**PROBLEM REQUIREMENTS**
Within the listing below, locate all lines containing the word "ylabel". Copy each one.

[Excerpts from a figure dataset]
# # #
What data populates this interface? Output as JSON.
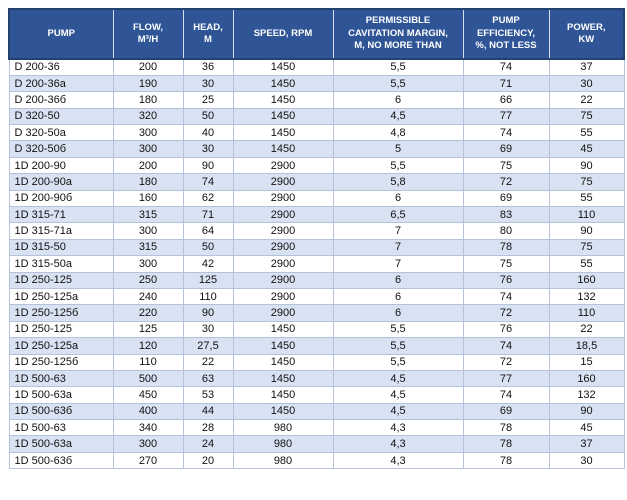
{
  "colors": {
    "header_bg": "#2F5597",
    "header_text": "#FFFFFF",
    "row_alt_bg": "#D9E2F2",
    "grid_line": "#B6C2D9"
  },
  "table": {
    "columns": [
      {
        "id": "pump",
        "label": "PUMP"
      },
      {
        "id": "flow",
        "label": "FLOW,\nM³/H"
      },
      {
        "id": "head",
        "label": "HEAD,\nM"
      },
      {
        "id": "speed",
        "label": "SPEED, RPM"
      },
      {
        "id": "cavitation",
        "label": "PERMISSIBLE\nCAVITATION MARGIN,\nM, NO MORE THAN"
      },
      {
        "id": "efficiency",
        "label": "PUMP\nEFFICIENCY,\n%, NOT LESS"
      },
      {
        "id": "power",
        "label": "POWER,\nKW"
      }
    ],
    "rows": [
      [
        "D 200-36",
        "200",
        "36",
        "1450",
        "5,5",
        "74",
        "37"
      ],
      [
        "D 200-36a",
        "190",
        "30",
        "1450",
        "5,5",
        "71",
        "30"
      ],
      [
        "D 200-36б",
        "180",
        "25",
        "1450",
        "6",
        "66",
        "22"
      ],
      [
        "D 320-50",
        "320",
        "50",
        "1450",
        "4,5",
        "77",
        "75"
      ],
      [
        "D 320-50a",
        "300",
        "40",
        "1450",
        "4,8",
        "74",
        "55"
      ],
      [
        "D 320-50б",
        "300",
        "30",
        "1450",
        "5",
        "69",
        "45"
      ],
      [
        "1D 200-90",
        "200",
        "90",
        "2900",
        "5,5",
        "75",
        "90"
      ],
      [
        "1D 200-90a",
        "180",
        "74",
        "2900",
        "5,8",
        "72",
        "75"
      ],
      [
        "1D 200-90б",
        "160",
        "62",
        "2900",
        "6",
        "69",
        "55"
      ],
      [
        "1D 315-71",
        "315",
        "71",
        "2900",
        "6,5",
        "83",
        "110"
      ],
      [
        "1D 315-71a",
        "300",
        "64",
        "2900",
        "7",
        "80",
        "90"
      ],
      [
        "1D 315-50",
        "315",
        "50",
        "2900",
        "7",
        "78",
        "75"
      ],
      [
        "1D 315-50a",
        "300",
        "42",
        "2900",
        "7",
        "75",
        "55"
      ],
      [
        "1D 250-125",
        "250",
        "125",
        "2900",
        "6",
        "76",
        "160"
      ],
      [
        "1D 250-125a",
        "240",
        "110",
        "2900",
        "6",
        "74",
        "132"
      ],
      [
        "1D 250-125б",
        "220",
        "90",
        "2900",
        "6",
        "72",
        "110"
      ],
      [
        "1D 250-125",
        "125",
        "30",
        "1450",
        "5,5",
        "76",
        "22"
      ],
      [
        "1D 250-125a",
        "120",
        "27,5",
        "1450",
        "5,5",
        "74",
        "18,5"
      ],
      [
        "1D 250-125б",
        "110",
        "22",
        "1450",
        "5,5",
        "72",
        "15"
      ],
      [
        "1D 500-63",
        "500",
        "63",
        "1450",
        "4,5",
        "77",
        "160"
      ],
      [
        "1D 500-63a",
        "450",
        "53",
        "1450",
        "4,5",
        "74",
        "132"
      ],
      [
        "1D 500-63б",
        "400",
        "44",
        "1450",
        "4,5",
        "69",
        "90"
      ],
      [
        "1D 500-63",
        "340",
        "28",
        "980",
        "4,3",
        "78",
        "45"
      ],
      [
        "1D 500-63a",
        "300",
        "24",
        "980",
        "4,3",
        "78",
        "37"
      ],
      [
        "1D 500-63б",
        "270",
        "20",
        "980",
        "4,3",
        "78",
        "30"
      ]
    ]
  }
}
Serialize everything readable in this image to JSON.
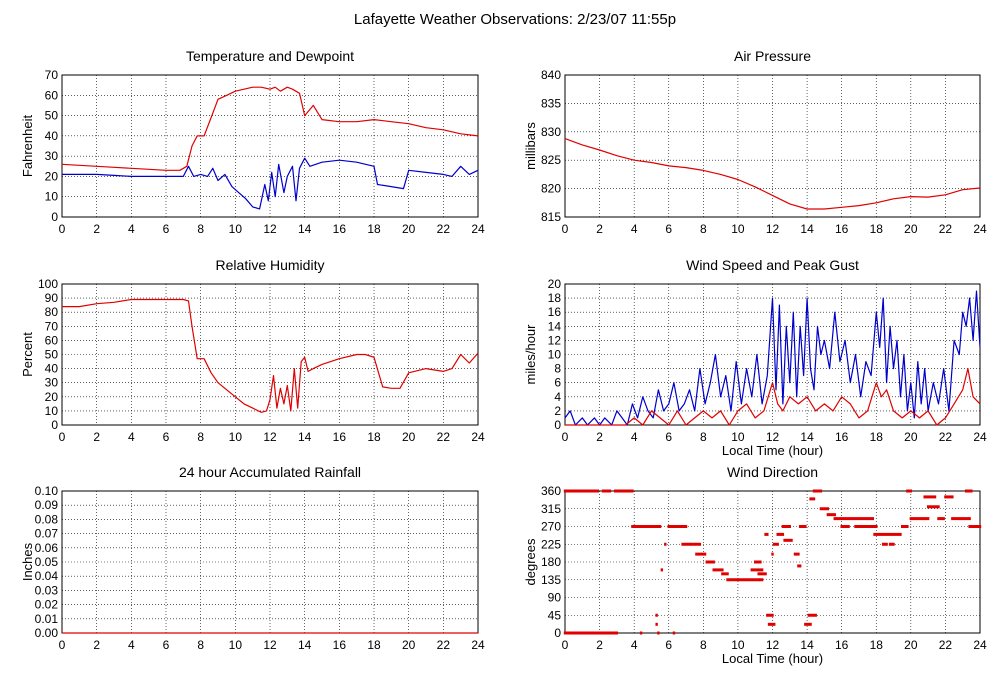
{
  "title": "Lafayette Weather Observations: 2/23/07 11:55p",
  "colors": {
    "red": "#e00000",
    "blue": "#0000cc",
    "grid": "#000000"
  },
  "chart_data": [
    {
      "type": "line",
      "title": "Temperature and Dewpoint",
      "xlabel": "",
      "ylabel": "Fahrenheit",
      "xlim": [
        0,
        24
      ],
      "ylim": [
        0,
        70
      ],
      "grid": true,
      "xticks": [
        "0",
        "2",
        "4",
        "6",
        "8",
        "10",
        "12",
        "14",
        "16",
        "18",
        "20",
        "22",
        "24"
      ],
      "yticks": [
        "0",
        "10",
        "20",
        "30",
        "40",
        "50",
        "60",
        "70"
      ],
      "series": [
        {
          "color": "#e00000",
          "x": [
            0,
            1,
            2,
            3,
            4,
            5,
            6,
            6.8,
            7.2,
            7.5,
            7.8,
            8.2,
            8.6,
            9,
            9.5,
            10,
            10.5,
            11,
            11.5,
            12,
            12.3,
            12.6,
            13,
            13.3,
            13.7,
            14,
            14.5,
            15,
            16,
            17,
            18,
            19,
            20,
            21,
            22,
            23,
            24
          ],
          "y": [
            26,
            25.5,
            25,
            24.5,
            24,
            23.5,
            23,
            23,
            25,
            35,
            40,
            40,
            49,
            58,
            60,
            62,
            63,
            64,
            64,
            63,
            64,
            62,
            64,
            63,
            61,
            50,
            55,
            48,
            47,
            47,
            48,
            47,
            46,
            44,
            43,
            41,
            40
          ]
        },
        {
          "color": "#0000cc",
          "x": [
            0,
            1,
            2,
            3,
            4,
            5,
            6,
            7,
            7.3,
            7.6,
            8,
            8.4,
            8.7,
            9,
            9.4,
            9.8,
            10.2,
            10.6,
            11,
            11.4,
            11.7,
            11.9,
            12.1,
            12.3,
            12.5,
            12.8,
            13,
            13.3,
            13.5,
            13.7,
            14,
            14.3,
            15,
            16,
            17,
            18,
            18.2,
            19,
            19.7,
            20,
            21,
            22,
            22.5,
            23,
            23.5,
            24
          ],
          "y": [
            21,
            21,
            21,
            20.5,
            20,
            20,
            20,
            20,
            25,
            20,
            21,
            20,
            24,
            18,
            21,
            15,
            12,
            9,
            5,
            4,
            16,
            8,
            22,
            10,
            26,
            12,
            20,
            25,
            8,
            24,
            29,
            25,
            27,
            28,
            27,
            25,
            16,
            15,
            14,
            23,
            22,
            21,
            20,
            25,
            21,
            23
          ]
        }
      ]
    },
    {
      "type": "line",
      "title": "Air Pressure",
      "xlabel": "",
      "ylabel": "millibars",
      "xlim": [
        0,
        24
      ],
      "ylim": [
        815,
        840
      ],
      "grid": true,
      "xticks": [
        "0",
        "2",
        "4",
        "6",
        "8",
        "10",
        "12",
        "14",
        "16",
        "18",
        "20",
        "22",
        "24"
      ],
      "yticks": [
        "815",
        "820",
        "825",
        "830",
        "835",
        "840"
      ],
      "series": [
        {
          "color": "#e00000",
          "x": [
            0,
            1,
            2,
            3,
            4,
            5,
            6,
            7,
            8,
            9,
            10,
            11,
            12,
            13,
            14,
            15,
            16,
            17,
            18,
            19,
            20,
            21,
            22,
            23,
            24
          ],
          "y": [
            828.8,
            827.7,
            826.8,
            825.8,
            825,
            824.6,
            824,
            823.7,
            823.2,
            822.5,
            821.6,
            820.3,
            818.8,
            817.3,
            816.4,
            816.4,
            816.7,
            817,
            817.5,
            818.2,
            818.6,
            818.5,
            818.9,
            819.8,
            820.1
          ]
        }
      ]
    },
    {
      "type": "line",
      "title": "Relative Humidity",
      "xlabel": "",
      "ylabel": "Percent",
      "xlim": [
        0,
        24
      ],
      "ylim": [
        0,
        100
      ],
      "grid": true,
      "xticks": [
        "0",
        "2",
        "4",
        "6",
        "8",
        "10",
        "12",
        "14",
        "16",
        "18",
        "20",
        "22",
        "24"
      ],
      "yticks": [
        "0",
        "10",
        "20",
        "30",
        "40",
        "50",
        "60",
        "70",
        "80",
        "90",
        "100"
      ],
      "series": [
        {
          "color": "#e00000",
          "x": [
            0,
            1,
            2,
            3,
            4,
            5,
            6,
            7,
            7.3,
            7.5,
            7.8,
            8.2,
            8.6,
            9,
            9.5,
            10,
            10.5,
            11,
            11.5,
            11.8,
            12,
            12.2,
            12.4,
            12.6,
            12.8,
            13,
            13.2,
            13.4,
            13.6,
            13.8,
            14,
            14.2,
            14.5,
            15,
            16,
            17,
            17.5,
            18,
            18.5,
            19,
            19.5,
            20,
            21,
            22,
            22.5,
            23,
            23.5,
            24
          ],
          "y": [
            84,
            84,
            86,
            87,
            89,
            89,
            89,
            89,
            88,
            70,
            47,
            47,
            37,
            30,
            25,
            20,
            15,
            12,
            9,
            10,
            18,
            35,
            12,
            26,
            15,
            28,
            10,
            40,
            12,
            45,
            48,
            38,
            40,
            43,
            47,
            50,
            50,
            48,
            27,
            26,
            26,
            37,
            40,
            38,
            40,
            50,
            44,
            51
          ]
        }
      ]
    },
    {
      "type": "line",
      "title": "Wind Speed and Peak Gust",
      "xlabel": "Local Time (hour)",
      "ylabel": "miles/hour",
      "xlim": [
        0,
        24
      ],
      "ylim": [
        0,
        20
      ],
      "grid": true,
      "xticks": [
        "0",
        "2",
        "4",
        "6",
        "8",
        "10",
        "12",
        "14",
        "16",
        "18",
        "20",
        "22",
        "24"
      ],
      "yticks": [
        "0",
        "2",
        "4",
        "6",
        "8",
        "10",
        "12",
        "14",
        "16",
        "18",
        "20"
      ],
      "series": [
        {
          "color": "#0000cc",
          "x": [
            0,
            0.3,
            0.6,
            1,
            1.3,
            1.7,
            2,
            2.3,
            2.7,
            3,
            3.3,
            3.6,
            3.9,
            4.2,
            4.5,
            4.8,
            5.1,
            5.4,
            5.7,
            6,
            6.3,
            6.6,
            6.9,
            7.2,
            7.5,
            7.8,
            8.1,
            8.4,
            8.7,
            9,
            9.3,
            9.6,
            9.9,
            10.2,
            10.5,
            10.8,
            11.1,
            11.4,
            11.7,
            12,
            12.2,
            12.4,
            12.6,
            12.8,
            13,
            13.2,
            13.4,
            13.6,
            13.8,
            14,
            14.2,
            14.4,
            14.6,
            14.8,
            15,
            15.3,
            15.6,
            15.9,
            16.2,
            16.5,
            16.8,
            17.1,
            17.4,
            17.7,
            18,
            18.2,
            18.4,
            18.6,
            18.8,
            19,
            19.2,
            19.4,
            19.6,
            19.8,
            20,
            20.2,
            20.4,
            20.6,
            20.8,
            21,
            21.3,
            21.6,
            21.9,
            22.2,
            22.5,
            22.8,
            23,
            23.2,
            23.4,
            23.6,
            23.8,
            24
          ],
          "y": [
            1,
            2,
            0,
            1,
            0,
            1,
            0,
            1,
            0,
            2,
            1,
            0,
            3,
            1,
            4,
            2,
            1,
            5,
            2,
            3,
            6,
            2,
            3,
            5,
            2,
            8,
            3,
            6,
            10,
            4,
            7,
            2,
            9,
            3,
            8,
            4,
            10,
            3,
            7,
            18,
            5,
            17,
            3,
            14,
            6,
            16,
            4,
            14,
            7,
            18,
            8,
            5,
            14,
            10,
            12,
            8,
            16,
            9,
            12,
            6,
            10,
            4,
            9,
            7,
            16,
            11,
            18,
            6,
            14,
            8,
            12,
            4,
            10,
            2,
            6,
            1,
            9,
            3,
            8,
            2,
            6,
            3,
            8,
            2,
            12,
            10,
            16,
            14,
            18,
            12,
            19,
            11
          ]
        },
        {
          "color": "#e00000",
          "x": [
            0,
            1,
            2,
            3,
            3.5,
            4,
            4.5,
            5,
            5.5,
            6,
            6.5,
            7,
            7.5,
            8,
            8.5,
            9,
            9.5,
            10,
            10.5,
            11,
            11.5,
            12,
            12.3,
            12.6,
            13,
            13.5,
            14,
            14.5,
            15,
            15.5,
            16,
            16.5,
            17,
            17.5,
            18,
            18.3,
            18.6,
            19,
            19.5,
            20,
            20.5,
            21,
            21.5,
            22,
            22.5,
            23,
            23.3,
            23.6,
            24
          ],
          "y": [
            0,
            0,
            0,
            0,
            0,
            1,
            0,
            2,
            1,
            0,
            2,
            0,
            1,
            2,
            1,
            2,
            0,
            2,
            3,
            1,
            2,
            6,
            3,
            2,
            4,
            3,
            4,
            2,
            3,
            2,
            4,
            3,
            1,
            2,
            6,
            4,
            5,
            2,
            1,
            2,
            1,
            2,
            0,
            1,
            3,
            5,
            8,
            4,
            3
          ]
        }
      ]
    },
    {
      "type": "line",
      "title": "24 hour Accumulated Rainfall",
      "xlabel": "",
      "ylabel": "Inches",
      "xlim": [
        0,
        24
      ],
      "ylim": [
        0,
        0.1
      ],
      "grid": true,
      "xticks": [
        "0",
        "2",
        "4",
        "6",
        "8",
        "10",
        "12",
        "14",
        "16",
        "18",
        "20",
        "22",
        "24"
      ],
      "yticks": [
        "0.00",
        "0.01",
        "0.02",
        "0.03",
        "0.04",
        "0.05",
        "0.06",
        "0.07",
        "0.08",
        "0.09",
        "0.10"
      ],
      "series": [
        {
          "color": "#e00000",
          "x": [
            0,
            24
          ],
          "y": [
            0,
            0
          ]
        }
      ]
    },
    {
      "type": "scatter",
      "title": "Wind Direction",
      "xlabel": "Local Time (hour)",
      "ylabel": "degrees",
      "xlim": [
        0,
        24
      ],
      "ylim": [
        0,
        360
      ],
      "grid": true,
      "xticks": [
        "0",
        "2",
        "4",
        "6",
        "8",
        "10",
        "12",
        "14",
        "16",
        "18",
        "20",
        "22",
        "24"
      ],
      "yticks": [
        "0",
        "45",
        "90",
        "135",
        "180",
        "225",
        "270",
        "315",
        "360"
      ],
      "series": [
        {
          "color": "#e00000",
          "segments": [
            [
              0,
              1.9,
              360
            ],
            [
              2.2,
              2.6,
              360
            ],
            [
              2.9,
              3.9,
              360
            ],
            [
              0,
              3.0,
              0
            ],
            [
              4.4,
              4.4,
              0
            ],
            [
              5.4,
              5.4,
              0
            ],
            [
              6.3,
              6.3,
              0
            ],
            [
              3.9,
              5.5,
              270
            ],
            [
              6,
              7.0,
              270
            ],
            [
              5.3,
              5.3,
              45
            ],
            [
              5.3,
              5.3,
              22
            ],
            [
              5.6,
              5.6,
              160
            ],
            [
              5.8,
              5.8,
              225
            ],
            [
              6.8,
              7.2,
              225
            ],
            [
              7.3,
              7.8,
              225
            ],
            [
              7.6,
              8.1,
              200
            ],
            [
              8.2,
              8.6,
              180
            ],
            [
              8.6,
              9.1,
              160
            ],
            [
              9.1,
              9.4,
              150
            ],
            [
              9.4,
              11.2,
              135
            ],
            [
              11.3,
              11.4,
              135
            ],
            [
              11.2,
              11.6,
              150
            ],
            [
              11.0,
              11.3,
              180
            ],
            [
              10.8,
              11.4,
              160
            ],
            [
              11.6,
              11.7,
              250
            ],
            [
              11.7,
              12.0,
              45
            ],
            [
              11.8,
              12.1,
              22
            ],
            [
              12.0,
              12.0,
              200
            ],
            [
              12.1,
              12.3,
              225
            ],
            [
              12.3,
              12.6,
              250
            ],
            [
              12.6,
              13.0,
              270
            ],
            [
              12.7,
              13.1,
              235
            ],
            [
              13.3,
              13.5,
              200
            ],
            [
              13.5,
              13.6,
              170
            ],
            [
              13.6,
              13.9,
              270
            ],
            [
              13.9,
              14.2,
              22
            ],
            [
              14.1,
              14.5,
              45
            ],
            [
              14.2,
              14.4,
              340
            ],
            [
              14.4,
              14.8,
              360
            ],
            [
              14.8,
              15.2,
              315
            ],
            [
              15.2,
              15.6,
              300
            ],
            [
              15.6,
              17.8,
              290
            ],
            [
              16.0,
              16.4,
              270
            ],
            [
              16.8,
              18.0,
              270
            ],
            [
              17.9,
              19.4,
              250
            ],
            [
              18.4,
              18.6,
              225
            ],
            [
              18.8,
              19.0,
              225
            ],
            [
              19.5,
              19.8,
              270
            ],
            [
              19.8,
              20.0,
              360
            ],
            [
              20.0,
              21.0,
              290
            ],
            [
              20.8,
              21.4,
              345
            ],
            [
              21.0,
              21.6,
              320
            ],
            [
              21.6,
              21.9,
              290
            ],
            [
              22.0,
              22.4,
              345
            ],
            [
              22.4,
              23.4,
              290
            ],
            [
              23.2,
              23.5,
              360
            ],
            [
              23.4,
              24,
              270
            ]
          ]
        }
      ]
    }
  ]
}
# # #
**ANSWER**
      "ylabel": "Fahrenheit",
      "ylabel": "millibars",
      "ylabel": "Percent",
      "ylabel": "miles/hour",
      "ylabel": "Inches",
      "ylabel": "degrees",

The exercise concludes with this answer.